**Materials provided**

____________________

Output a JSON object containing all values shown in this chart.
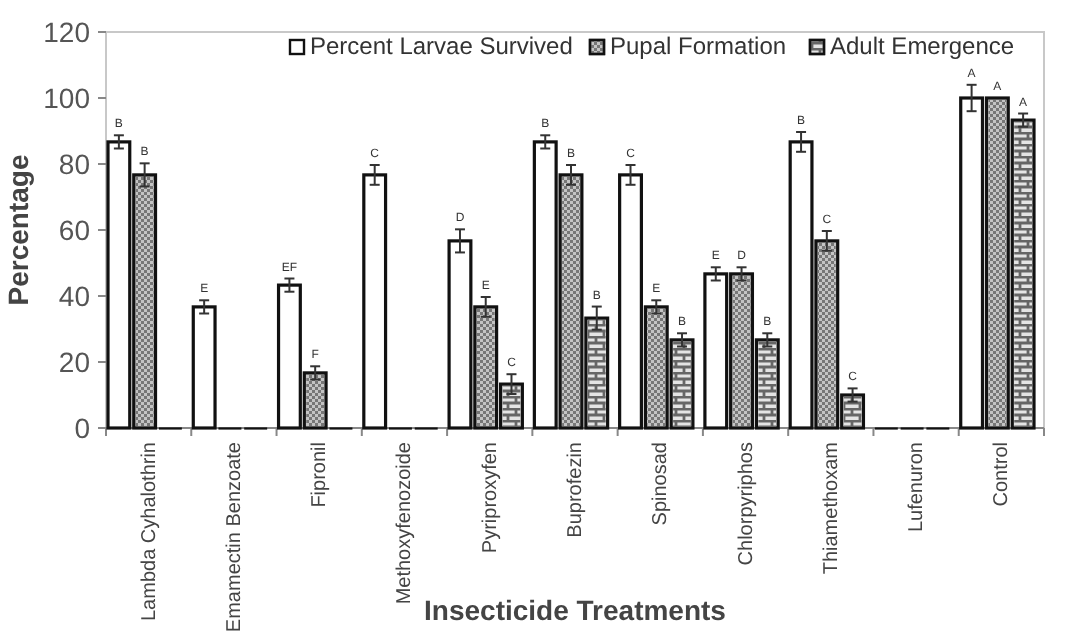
{
  "chart_data": {
    "type": "bar",
    "xlabel": "Insecticide Treatments",
    "ylabel": "Percentage",
    "categories": [
      "Lambda Cyhalothrin",
      "Emamectin Benzoate",
      "Fipronil",
      "Methoxyfenozoide",
      "Pyriproxyfen",
      "Buprofezin",
      "Spinosad",
      "Chlorpyriphos",
      "Thiamethoxam",
      "Lufenuron",
      "Control"
    ],
    "series": [
      {
        "name": "Percent Larvae Survived",
        "color": "#ffffff",
        "values": [
          86.7,
          36.7,
          43.3,
          76.7,
          56.7,
          86.7,
          76.7,
          46.7,
          86.7,
          0,
          100
        ],
        "errors": [
          2,
          2,
          2,
          3,
          3.5,
          2,
          3,
          2,
          3,
          null,
          4
        ],
        "value_labels": [
          "B",
          "E",
          "EF",
          "C",
          "D",
          "B",
          "C",
          "E",
          "B",
          null,
          "A"
        ]
      },
      {
        "name": "Pupal Formation",
        "color": "#c4c4c4",
        "values": [
          76.7,
          0,
          16.7,
          0,
          36.7,
          76.7,
          36.7,
          46.7,
          56.7,
          0,
          100
        ],
        "errors": [
          3.5,
          null,
          2,
          null,
          3,
          3,
          2,
          2,
          3,
          null,
          null
        ],
        "value_labels": [
          "B",
          null,
          "F",
          null,
          "E",
          "B",
          "E",
          "D",
          "C",
          null,
          "A"
        ]
      },
      {
        "name": "Adult Emergence",
        "color": "#e4e4e4",
        "values": [
          0,
          0,
          0,
          0,
          13.3,
          33.3,
          26.7,
          26.7,
          10,
          0,
          93.3
        ],
        "errors": [
          null,
          null,
          null,
          null,
          3,
          3.5,
          2,
          2,
          2,
          null,
          2
        ],
        "value_labels": [
          null,
          null,
          null,
          null,
          "C",
          "B",
          "B",
          "B",
          "C",
          null,
          "A"
        ]
      }
    ],
    "ylim": [
      0,
      120
    ],
    "yticks": [
      0,
      20,
      40,
      60,
      80,
      100,
      120
    ],
    "legend": "top"
  }
}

____________________

**Exercise requirements**
Pictures don't belong in the copy. Transcribe every record exactly as it appears.

**Result for this exercise**
Output a JSON object containing all values shown in this chart.
{
  "chart_data": {
    "type": "bar",
    "xlabel": "Insecticide Treatments",
    "ylabel": "Percentage",
    "categories": [
      "Lambda Cyhalothrin",
      "Emamectin Benzoate",
      "Fipronil",
      "Methoxyfenozoide",
      "Pyriproxyfen",
      "Buprofezin",
      "Spinosad",
      "Chlorpyriphos",
      "Thiamethoxam",
      "Lufenuron",
      "Control"
    ],
    "series": [
      {
        "name": "Percent Larvae Survived",
        "color": "#ffffff",
        "values": [
          86.7,
          36.7,
          43.3,
          76.7,
          56.7,
          86.7,
          76.7,
          46.7,
          86.7,
          0,
          100
        ],
        "errors": [
          2,
          2,
          2,
          3,
          3.5,
          2,
          3,
          2,
          3,
          null,
          4
        ],
        "value_labels": [
          "B",
          "E",
          "EF",
          "C",
          "D",
          "B",
          "C",
          "E",
          "B",
          null,
          "A"
        ]
      },
      {
        "name": "Pupal Formation",
        "color": "#c4c4c4",
        "values": [
          76.7,
          0,
          16.7,
          0,
          36.7,
          76.7,
          36.7,
          46.7,
          56.7,
          0,
          100
        ],
        "errors": [
          3.5,
          null,
          2,
          null,
          3,
          3,
          2,
          2,
          3,
          null,
          null
        ],
        "value_labels": [
          "B",
          null,
          "F",
          null,
          "E",
          "B",
          "E",
          "D",
          "C",
          null,
          "A"
        ]
      },
      {
        "name": "Adult Emergence",
        "color": "#e4e4e4",
        "values": [
          0,
          0,
          0,
          0,
          13.3,
          33.3,
          26.7,
          26.7,
          10,
          0,
          93.3
        ],
        "errors": [
          null,
          null,
          null,
          null,
          3,
          3.5,
          2,
          2,
          2,
          null,
          2
        ],
        "value_labels": [
          null,
          null,
          null,
          null,
          "C",
          "B",
          "B",
          "B",
          "C",
          null,
          "A"
        ]
      }
    ],
    "ylim": [
      0,
      120
    ],
    "yticks": [
      0,
      20,
      40,
      60,
      80,
      100,
      120
    ],
    "legend": "top"
  }
}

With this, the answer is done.